#### SET EXERCISE 1:
Can you copy the records word for word, from their first line through the line containing "pencil-icon — [281, 457, 298, 475]"?

#### PASSAGE GIVEN:
· · · · · · ·
On June 22, 2006, pursuant to Federal Rule of Civil Procedure 37(d), Defendants moved for sanctions against Plaintiffs for failure to appear at their depositions on April 25, 2006. The rule states, in pertinent part:

If a party . . . fails (1) to appear before the officer who is to take the deposition, after being served with proper notice, . . . the court in which the action is pending on motion may make such orders in regard to the failure as are just . . . In lieu of any order, or in addition thereto, the court shall require the party failing to act or the attorney advising that party or both to pay the reasonable expenses, including attorney's fees, caused by the failure unless the court finds that the failure was substantially justified or that other circumstances make an award of expenses unjust.

Fed. R. Civ. P. 37(d) (emphasis added). Defendants request either that they be awarded $962.83 in attorney fees and costs and an order requiring Plaintiffs to appear for their depositions or, in the alternative, that the Court dismiss Plaintiffs' action with prejudice. Because Plaintiffs have failed to show that their failure to appear at the depositions was substantially justified, and because no circumstances exist that would make an award of expenses unjust, the Court grants Defendants' motion in part.
· · · · · · ·
#### INPUT:
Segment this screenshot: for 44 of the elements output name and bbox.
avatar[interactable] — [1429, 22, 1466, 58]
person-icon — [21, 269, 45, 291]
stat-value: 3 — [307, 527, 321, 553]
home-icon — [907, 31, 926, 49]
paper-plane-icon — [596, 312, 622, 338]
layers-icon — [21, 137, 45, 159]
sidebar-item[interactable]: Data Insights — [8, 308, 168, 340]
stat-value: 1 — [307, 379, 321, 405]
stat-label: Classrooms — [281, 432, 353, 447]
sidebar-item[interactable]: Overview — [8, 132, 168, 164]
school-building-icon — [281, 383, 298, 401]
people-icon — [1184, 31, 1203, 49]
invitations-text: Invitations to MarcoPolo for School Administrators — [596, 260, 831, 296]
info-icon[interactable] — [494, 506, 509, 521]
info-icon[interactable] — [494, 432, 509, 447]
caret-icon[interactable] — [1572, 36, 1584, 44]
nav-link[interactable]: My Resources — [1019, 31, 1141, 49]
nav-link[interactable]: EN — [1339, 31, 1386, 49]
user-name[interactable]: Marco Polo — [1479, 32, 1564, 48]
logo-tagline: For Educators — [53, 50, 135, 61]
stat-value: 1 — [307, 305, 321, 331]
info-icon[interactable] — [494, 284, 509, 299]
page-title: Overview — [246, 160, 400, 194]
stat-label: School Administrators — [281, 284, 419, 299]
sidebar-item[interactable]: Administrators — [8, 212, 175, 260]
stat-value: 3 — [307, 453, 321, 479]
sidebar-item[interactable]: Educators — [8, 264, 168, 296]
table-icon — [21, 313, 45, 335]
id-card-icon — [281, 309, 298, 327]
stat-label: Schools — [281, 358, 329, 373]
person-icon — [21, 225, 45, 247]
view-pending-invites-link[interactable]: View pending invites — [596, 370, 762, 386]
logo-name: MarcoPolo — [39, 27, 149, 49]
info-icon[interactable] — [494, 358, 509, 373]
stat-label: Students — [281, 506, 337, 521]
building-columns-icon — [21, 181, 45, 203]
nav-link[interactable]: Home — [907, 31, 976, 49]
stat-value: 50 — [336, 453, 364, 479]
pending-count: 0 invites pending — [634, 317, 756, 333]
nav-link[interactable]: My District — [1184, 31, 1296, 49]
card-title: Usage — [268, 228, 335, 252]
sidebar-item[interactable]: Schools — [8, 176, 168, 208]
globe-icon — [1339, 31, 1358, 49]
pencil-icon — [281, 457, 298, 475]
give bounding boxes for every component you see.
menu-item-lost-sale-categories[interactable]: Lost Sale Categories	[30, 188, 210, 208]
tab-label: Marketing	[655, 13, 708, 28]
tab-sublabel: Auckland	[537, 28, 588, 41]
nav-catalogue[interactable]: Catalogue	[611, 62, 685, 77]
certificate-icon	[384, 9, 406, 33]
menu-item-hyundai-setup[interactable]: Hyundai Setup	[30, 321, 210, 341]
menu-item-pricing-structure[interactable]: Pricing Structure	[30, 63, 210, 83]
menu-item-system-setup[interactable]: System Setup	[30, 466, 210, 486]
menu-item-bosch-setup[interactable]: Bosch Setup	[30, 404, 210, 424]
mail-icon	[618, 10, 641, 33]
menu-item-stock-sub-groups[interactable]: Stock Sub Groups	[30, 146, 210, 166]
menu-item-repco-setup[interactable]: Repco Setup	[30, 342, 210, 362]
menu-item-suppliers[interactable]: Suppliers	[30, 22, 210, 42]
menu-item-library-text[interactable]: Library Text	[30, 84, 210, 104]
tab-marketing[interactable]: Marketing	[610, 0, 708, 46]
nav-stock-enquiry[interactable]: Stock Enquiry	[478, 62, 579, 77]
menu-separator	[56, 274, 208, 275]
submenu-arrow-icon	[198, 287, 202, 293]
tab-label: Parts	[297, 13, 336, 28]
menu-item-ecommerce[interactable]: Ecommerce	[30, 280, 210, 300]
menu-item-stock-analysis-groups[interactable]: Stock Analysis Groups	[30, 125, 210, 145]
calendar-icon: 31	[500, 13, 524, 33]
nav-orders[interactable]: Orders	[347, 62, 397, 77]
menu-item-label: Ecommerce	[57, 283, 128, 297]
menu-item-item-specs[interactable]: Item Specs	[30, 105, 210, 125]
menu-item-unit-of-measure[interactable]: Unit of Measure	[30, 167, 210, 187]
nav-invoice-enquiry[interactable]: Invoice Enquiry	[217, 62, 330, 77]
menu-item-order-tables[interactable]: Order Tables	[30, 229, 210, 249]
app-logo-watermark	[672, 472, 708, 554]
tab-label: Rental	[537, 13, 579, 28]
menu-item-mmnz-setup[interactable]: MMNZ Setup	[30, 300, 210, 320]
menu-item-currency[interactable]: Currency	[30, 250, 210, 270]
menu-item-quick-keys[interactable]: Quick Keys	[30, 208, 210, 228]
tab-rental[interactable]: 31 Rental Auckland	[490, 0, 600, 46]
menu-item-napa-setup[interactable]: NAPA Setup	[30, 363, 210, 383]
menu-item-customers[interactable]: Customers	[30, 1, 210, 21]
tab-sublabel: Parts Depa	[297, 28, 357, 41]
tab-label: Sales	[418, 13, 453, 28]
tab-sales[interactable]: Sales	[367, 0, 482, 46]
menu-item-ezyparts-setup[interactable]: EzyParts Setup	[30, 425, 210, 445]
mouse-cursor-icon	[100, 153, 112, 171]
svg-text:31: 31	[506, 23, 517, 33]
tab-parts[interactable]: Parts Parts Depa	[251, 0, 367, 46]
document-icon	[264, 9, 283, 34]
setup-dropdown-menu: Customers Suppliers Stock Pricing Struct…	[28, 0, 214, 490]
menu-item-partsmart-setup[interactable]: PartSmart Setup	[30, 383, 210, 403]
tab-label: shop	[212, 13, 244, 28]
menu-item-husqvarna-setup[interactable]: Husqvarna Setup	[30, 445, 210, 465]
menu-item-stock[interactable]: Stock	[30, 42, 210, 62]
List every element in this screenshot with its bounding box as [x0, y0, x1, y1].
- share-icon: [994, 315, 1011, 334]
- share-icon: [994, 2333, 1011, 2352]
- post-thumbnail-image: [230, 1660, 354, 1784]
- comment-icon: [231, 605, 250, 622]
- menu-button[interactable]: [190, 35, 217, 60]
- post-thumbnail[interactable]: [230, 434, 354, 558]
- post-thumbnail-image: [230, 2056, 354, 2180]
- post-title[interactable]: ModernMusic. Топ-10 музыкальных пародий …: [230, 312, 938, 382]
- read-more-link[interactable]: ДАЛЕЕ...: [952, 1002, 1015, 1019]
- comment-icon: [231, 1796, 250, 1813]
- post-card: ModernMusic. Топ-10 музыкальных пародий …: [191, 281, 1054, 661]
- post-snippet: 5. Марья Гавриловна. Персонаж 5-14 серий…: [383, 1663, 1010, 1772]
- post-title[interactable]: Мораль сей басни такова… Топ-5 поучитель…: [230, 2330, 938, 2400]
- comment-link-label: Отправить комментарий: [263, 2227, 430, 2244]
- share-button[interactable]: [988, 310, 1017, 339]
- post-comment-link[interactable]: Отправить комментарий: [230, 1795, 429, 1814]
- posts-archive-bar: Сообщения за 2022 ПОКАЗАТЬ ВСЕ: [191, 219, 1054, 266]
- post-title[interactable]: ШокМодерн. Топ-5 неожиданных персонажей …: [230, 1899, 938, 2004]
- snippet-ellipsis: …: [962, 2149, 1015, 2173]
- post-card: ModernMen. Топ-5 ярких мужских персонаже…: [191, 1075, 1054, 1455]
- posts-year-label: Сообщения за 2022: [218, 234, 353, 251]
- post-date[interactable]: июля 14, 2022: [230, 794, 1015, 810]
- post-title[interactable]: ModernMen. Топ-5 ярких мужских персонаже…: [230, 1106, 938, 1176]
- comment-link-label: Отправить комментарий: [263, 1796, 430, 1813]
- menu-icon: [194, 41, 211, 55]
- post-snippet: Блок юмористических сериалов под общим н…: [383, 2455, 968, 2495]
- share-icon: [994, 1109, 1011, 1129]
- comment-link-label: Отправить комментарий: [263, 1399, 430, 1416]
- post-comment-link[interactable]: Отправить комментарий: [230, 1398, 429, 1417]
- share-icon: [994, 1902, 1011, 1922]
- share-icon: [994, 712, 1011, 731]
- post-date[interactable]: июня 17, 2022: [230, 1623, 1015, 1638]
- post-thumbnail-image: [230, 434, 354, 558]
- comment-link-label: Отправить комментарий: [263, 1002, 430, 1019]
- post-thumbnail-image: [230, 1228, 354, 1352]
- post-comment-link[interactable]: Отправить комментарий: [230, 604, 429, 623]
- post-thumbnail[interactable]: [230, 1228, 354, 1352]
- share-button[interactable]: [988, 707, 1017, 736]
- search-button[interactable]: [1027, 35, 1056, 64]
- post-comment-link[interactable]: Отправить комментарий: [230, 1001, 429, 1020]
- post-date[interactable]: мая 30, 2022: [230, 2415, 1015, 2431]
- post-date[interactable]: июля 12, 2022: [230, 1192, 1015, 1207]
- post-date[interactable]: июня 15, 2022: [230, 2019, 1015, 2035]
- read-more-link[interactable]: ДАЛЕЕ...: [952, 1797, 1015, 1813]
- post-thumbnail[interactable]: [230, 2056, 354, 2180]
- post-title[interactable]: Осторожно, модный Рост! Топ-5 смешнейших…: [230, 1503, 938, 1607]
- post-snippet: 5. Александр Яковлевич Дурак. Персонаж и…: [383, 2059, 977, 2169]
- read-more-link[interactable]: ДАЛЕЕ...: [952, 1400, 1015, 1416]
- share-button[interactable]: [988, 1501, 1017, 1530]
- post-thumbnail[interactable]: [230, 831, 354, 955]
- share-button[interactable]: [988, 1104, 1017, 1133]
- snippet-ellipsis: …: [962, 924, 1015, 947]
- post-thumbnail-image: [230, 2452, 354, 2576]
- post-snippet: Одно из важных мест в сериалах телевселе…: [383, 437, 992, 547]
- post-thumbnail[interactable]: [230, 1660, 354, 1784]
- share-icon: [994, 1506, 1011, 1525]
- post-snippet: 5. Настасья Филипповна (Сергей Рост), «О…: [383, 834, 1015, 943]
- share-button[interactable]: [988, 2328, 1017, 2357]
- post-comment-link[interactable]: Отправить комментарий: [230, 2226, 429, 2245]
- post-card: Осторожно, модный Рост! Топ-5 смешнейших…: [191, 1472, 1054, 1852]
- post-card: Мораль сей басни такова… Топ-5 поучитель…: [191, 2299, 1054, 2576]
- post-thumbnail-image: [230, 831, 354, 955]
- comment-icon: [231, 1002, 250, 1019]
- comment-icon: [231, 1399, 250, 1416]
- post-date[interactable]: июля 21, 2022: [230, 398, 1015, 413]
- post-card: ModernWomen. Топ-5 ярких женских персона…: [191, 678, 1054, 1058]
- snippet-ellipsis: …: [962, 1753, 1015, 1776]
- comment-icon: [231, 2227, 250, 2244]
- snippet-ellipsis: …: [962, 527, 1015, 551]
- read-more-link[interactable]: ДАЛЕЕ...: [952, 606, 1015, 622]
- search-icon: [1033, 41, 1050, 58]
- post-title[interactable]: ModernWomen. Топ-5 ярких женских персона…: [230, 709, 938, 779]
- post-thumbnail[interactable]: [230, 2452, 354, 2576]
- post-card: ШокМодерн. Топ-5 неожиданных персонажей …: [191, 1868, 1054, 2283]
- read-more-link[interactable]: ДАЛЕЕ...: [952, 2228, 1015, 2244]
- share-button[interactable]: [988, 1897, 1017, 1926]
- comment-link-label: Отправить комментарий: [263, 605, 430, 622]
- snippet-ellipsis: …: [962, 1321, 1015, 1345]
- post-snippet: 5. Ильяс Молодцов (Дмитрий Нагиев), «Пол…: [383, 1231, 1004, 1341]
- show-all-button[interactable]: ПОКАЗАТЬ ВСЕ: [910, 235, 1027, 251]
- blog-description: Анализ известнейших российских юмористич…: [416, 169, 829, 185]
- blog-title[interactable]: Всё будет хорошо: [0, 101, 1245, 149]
· · · · · · ·
#### SET EXERCISE 2:
In the passage on deposition sanctions, can you rewrite the part from "If a party ." to "of expenses unjust.", swapping "reasonable" for "necessary"?

#### EXERCISE OUTPUT 1:
Segment this screenshot: for 44 of the elements output name and bbox.
avatar[interactable] — [1429, 22, 1466, 58]
person-icon — [21, 269, 45, 291]
stat-value: 3 — [307, 527, 321, 553]
home-icon — [907, 31, 926, 49]
paper-plane-icon — [596, 312, 622, 338]
layers-icon — [21, 137, 45, 159]
sidebar-item[interactable]: Data Insights — [8, 308, 168, 340]
stat-value: 1 — [307, 379, 321, 405]
stat-label: Classrooms — [281, 432, 353, 447]
sidebar-item[interactable]: Overview — [8, 132, 168, 164]
school-building-icon — [281, 383, 298, 401]
people-icon — [1184, 31, 1203, 49]
invitations-text: Invitations to MarcoPolo for School Administrators — [596, 260, 831, 296]
info-icon[interactable] — [494, 506, 509, 521]
info-icon[interactable] — [494, 432, 509, 447]
caret-icon[interactable] — [1572, 36, 1584, 44]
nav-link[interactable]: My Resources — [1019, 31, 1141, 49]
nav-link[interactable]: EN — [1339, 31, 1386, 49]
user-name[interactable]: Marco Polo — [1479, 32, 1564, 48]
logo-tagline: For Educators — [53, 50, 135, 61]
stat-value: 1 — [307, 305, 321, 331]
info-icon[interactable] — [494, 284, 509, 299]
page-title: Overview — [246, 160, 400, 194]
stat-label: School Administrators — [281, 284, 419, 299]
sidebar-item[interactable]: Administrators — [8, 212, 175, 260]
stat-value: 3 — [307, 453, 321, 479]
sidebar-item[interactable]: Educators — [8, 264, 168, 296]
table-icon — [21, 313, 45, 335]
id-card-icon — [281, 309, 298, 327]
stat-label: Schools — [281, 358, 329, 373]
person-icon — [21, 225, 45, 247]
view-pending-invites-link[interactable]: View pending invites — [596, 370, 762, 386]
logo-name: MarcoPolo — [39, 27, 149, 49]
info-icon[interactable] — [494, 358, 509, 373]
stat-label: Students — [281, 506, 337, 521]
building-columns-icon — [21, 181, 45, 203]
nav-link[interactable]: Home — [907, 31, 976, 49]
stat-value: 50 — [336, 453, 364, 479]
pending-count: 0 invites pending — [634, 317, 756, 333]
nav-link[interactable]: My District — [1184, 31, 1296, 49]
card-title: Usage — [268, 228, 335, 252]
sidebar-item[interactable]: Schools — [8, 176, 168, 208]
globe-icon — [1339, 31, 1358, 49]
pencil-icon — [281, 457, 298, 475]

#### EXERCISE OUTPUT 2:
If a party . . . fails (1) to appear before the officer who is to take the deposition, after being served with proper notice, . . . the court in which the action is pending on motion may make such orders in regard to the failure as are just . . . In lieu of any order, or in addition thereto, the court shall require the party failing to act or the attorney advising that party or both to pay the necessary expenses, including attorney's fees, caused by the failure unless the court finds that the failure was substantially justified or that other circumstances make an award of expenses unjust.